* [Activity]
Identify all lines below that hold "ylabel" and collect them.

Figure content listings

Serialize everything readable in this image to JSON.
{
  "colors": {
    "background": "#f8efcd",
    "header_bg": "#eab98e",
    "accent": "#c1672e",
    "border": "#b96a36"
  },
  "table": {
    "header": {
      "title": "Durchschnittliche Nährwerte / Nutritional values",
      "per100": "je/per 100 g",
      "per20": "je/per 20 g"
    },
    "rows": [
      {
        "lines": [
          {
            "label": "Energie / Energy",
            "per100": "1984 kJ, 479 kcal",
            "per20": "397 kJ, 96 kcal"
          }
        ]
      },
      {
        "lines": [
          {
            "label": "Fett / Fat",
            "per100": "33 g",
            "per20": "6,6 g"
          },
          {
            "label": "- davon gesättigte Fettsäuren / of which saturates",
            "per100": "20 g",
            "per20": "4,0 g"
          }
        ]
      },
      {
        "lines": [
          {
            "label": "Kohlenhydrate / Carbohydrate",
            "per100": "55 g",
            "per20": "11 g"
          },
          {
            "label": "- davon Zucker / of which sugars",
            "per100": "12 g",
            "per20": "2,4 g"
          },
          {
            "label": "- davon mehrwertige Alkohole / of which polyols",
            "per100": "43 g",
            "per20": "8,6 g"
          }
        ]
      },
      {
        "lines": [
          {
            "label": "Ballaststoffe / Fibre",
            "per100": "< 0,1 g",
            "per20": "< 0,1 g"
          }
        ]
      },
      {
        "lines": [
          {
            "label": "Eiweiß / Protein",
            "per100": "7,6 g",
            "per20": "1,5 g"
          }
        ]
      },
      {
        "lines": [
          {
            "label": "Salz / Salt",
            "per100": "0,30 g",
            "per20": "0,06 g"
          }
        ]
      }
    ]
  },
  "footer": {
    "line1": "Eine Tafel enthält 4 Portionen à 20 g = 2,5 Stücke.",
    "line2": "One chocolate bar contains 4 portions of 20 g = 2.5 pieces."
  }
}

* * *

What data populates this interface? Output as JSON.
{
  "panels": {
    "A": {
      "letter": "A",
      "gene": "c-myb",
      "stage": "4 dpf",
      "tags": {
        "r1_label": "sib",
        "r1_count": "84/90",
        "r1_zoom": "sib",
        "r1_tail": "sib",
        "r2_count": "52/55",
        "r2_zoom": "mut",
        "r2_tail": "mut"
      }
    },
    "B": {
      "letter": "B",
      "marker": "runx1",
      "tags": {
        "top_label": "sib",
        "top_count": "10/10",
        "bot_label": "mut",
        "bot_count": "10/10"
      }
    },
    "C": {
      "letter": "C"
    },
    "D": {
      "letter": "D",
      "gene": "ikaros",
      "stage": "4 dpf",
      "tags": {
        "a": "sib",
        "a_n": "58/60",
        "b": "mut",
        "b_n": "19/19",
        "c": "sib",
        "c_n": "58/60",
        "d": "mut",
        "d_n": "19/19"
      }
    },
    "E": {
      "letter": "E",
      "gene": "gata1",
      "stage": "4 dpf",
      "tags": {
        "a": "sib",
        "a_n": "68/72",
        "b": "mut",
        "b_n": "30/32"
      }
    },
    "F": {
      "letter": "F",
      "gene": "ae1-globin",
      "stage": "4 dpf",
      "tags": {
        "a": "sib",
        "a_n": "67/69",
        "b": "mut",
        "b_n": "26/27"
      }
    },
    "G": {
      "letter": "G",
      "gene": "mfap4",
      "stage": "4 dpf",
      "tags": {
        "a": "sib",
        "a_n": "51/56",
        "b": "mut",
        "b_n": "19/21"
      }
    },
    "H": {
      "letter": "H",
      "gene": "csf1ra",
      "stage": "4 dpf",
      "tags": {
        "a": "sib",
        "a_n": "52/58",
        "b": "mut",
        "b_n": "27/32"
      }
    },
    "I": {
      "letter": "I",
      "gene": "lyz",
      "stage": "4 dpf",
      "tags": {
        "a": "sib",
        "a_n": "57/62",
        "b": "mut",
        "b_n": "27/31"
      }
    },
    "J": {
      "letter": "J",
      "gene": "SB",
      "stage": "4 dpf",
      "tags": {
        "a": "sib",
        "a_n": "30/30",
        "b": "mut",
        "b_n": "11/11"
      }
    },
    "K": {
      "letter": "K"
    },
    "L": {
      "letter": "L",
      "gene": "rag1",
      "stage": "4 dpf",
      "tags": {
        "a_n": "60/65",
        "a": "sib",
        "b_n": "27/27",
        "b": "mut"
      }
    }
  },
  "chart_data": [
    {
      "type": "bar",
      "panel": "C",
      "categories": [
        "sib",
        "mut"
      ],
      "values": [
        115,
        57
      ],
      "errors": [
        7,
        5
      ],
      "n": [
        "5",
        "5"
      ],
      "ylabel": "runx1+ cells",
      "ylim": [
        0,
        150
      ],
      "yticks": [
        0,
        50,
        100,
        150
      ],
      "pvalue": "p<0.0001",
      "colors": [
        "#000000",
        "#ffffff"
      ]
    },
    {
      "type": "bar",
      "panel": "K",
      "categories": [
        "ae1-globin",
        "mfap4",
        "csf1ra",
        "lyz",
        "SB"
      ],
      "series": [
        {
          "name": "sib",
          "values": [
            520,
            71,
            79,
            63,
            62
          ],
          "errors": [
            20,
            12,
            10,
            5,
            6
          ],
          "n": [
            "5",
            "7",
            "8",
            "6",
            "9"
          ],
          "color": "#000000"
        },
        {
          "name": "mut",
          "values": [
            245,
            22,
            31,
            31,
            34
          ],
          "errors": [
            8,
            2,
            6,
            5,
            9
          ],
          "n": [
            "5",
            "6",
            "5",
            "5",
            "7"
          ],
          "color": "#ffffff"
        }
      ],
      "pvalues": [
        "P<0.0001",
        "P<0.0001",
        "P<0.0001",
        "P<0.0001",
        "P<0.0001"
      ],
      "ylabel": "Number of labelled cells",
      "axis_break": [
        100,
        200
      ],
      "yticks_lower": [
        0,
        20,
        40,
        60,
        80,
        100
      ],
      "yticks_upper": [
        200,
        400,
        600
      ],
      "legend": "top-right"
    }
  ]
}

---

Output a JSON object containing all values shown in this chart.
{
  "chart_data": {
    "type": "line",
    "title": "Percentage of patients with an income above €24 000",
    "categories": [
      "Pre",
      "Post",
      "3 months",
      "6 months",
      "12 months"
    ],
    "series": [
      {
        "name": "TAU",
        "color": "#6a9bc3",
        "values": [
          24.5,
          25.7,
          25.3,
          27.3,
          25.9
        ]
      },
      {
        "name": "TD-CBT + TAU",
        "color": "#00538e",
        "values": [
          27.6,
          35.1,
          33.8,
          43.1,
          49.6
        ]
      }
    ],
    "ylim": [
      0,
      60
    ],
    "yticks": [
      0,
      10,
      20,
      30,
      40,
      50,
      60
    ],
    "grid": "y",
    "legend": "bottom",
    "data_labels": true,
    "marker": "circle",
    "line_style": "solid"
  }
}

* [Exercise answer]
      "ylabel": "runx1+ cells",
      "ylabel": "Number of labelled cells",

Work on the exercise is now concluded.